>>

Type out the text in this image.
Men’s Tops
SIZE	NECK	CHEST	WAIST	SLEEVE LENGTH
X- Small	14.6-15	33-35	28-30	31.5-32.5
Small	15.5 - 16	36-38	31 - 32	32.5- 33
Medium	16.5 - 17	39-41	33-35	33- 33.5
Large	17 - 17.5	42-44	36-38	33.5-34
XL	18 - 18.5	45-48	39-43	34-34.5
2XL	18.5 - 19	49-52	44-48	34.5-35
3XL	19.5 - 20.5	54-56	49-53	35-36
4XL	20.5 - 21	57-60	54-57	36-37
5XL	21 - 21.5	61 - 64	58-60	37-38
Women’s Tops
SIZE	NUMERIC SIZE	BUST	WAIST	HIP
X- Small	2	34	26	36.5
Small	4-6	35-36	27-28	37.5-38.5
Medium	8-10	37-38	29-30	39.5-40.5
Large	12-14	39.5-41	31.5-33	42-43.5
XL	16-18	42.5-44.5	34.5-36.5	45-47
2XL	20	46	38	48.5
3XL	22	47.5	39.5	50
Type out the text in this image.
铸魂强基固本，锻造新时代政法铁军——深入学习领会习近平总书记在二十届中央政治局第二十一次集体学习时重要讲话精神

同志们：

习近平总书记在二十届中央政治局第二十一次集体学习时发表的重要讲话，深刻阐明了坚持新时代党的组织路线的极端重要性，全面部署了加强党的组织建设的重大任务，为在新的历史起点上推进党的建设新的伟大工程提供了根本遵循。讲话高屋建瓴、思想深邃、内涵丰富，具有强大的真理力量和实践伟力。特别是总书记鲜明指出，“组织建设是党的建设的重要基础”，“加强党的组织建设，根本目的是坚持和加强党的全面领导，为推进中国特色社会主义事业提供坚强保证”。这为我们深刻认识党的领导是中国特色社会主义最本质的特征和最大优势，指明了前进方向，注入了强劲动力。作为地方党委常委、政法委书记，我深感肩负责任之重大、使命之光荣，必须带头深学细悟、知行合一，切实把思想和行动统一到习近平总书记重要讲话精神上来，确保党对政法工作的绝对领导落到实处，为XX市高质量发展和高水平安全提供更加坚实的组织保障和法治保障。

<<

Description of the task
Return what is listed above, exactly and completely.

Result
Type out the text in this image.
Men’s Tops
SIZE	NECK	CHEST	WAIST	SLEEVE LENGTH
X- Small	14.6-15	33-35	28-30	31.5-32.5
Small	15.5 - 16	36-38	31 - 32	32.5- 33
Medium	16.5 - 17	39-41	33-35	33- 33.5
Large	17 - 17.5	42-44	36-38	33.5-34
XL	18 - 18.5	45-48	39-43	34-34.5
2XL	18.5 - 19	49-52	44-48	34.5-35
3XL	19.5 - 20.5	54-56	49-53	35-36
4XL	20.5 - 21	57-60	54-57	36-37
5XL	21 - 21.5	61 - 64	58-60	37-38
Women’s Tops
SIZE	NUMERIC SIZE	BUST	WAIST	HIP
X- Small	2	34	26	36.5
Small	4-6	35-36	27-28	37.5-38.5
Medium	8-10	37-38	29-30	39.5-40.5
Large	12-14	39.5-41	31.5-33	42-43.5
XL	16-18	42.5-44.5	34.5-36.5	45-47
2XL	20	46	38	48.5
3XL	22	47.5	39.5	50
Type out the text in this image.
铸魂强基固本，锻造新时代政法铁军——深入学习领会习近平总书记在二十届中央政治局第二十一次集体学习时重要讲话精神

同志们：

习近平总书记在二十届中央政治局第二十一次集体学习时发表的重要讲话，深刻阐明了坚持新时代党的组织路线的极端重要性，全面部署了加强党的组织建设的重大任务，为在新的历史起点上推进党的建设新的伟大工程提供了根本遵循。讲话高屋建瓴、思想深邃、内涵丰富，具有强大的真理力量和实践伟力。特别是总书记鲜明指出，“组织建设是党的建设的重要基础”，“加强党的组织建设，根本目的是坚持和加强党的全面领导，为推进中国特色社会主义事业提供坚强保证”。这为我们深刻认识党的领导是中国特色社会主义最本质的特征和最大优势，指明了前进方向，注入了强劲动力。作为地方党委常委、政法委书记，我深感肩负责任之重大、使命之光荣，必须带头深学细悟、知行合一，切实把思想和行动统一到习近平总书记重要讲话精神上来，确保党对政法工作的绝对领导落到实处，为XX市高质量发展和高水平安全提供更加坚实的组织保障和法治保障。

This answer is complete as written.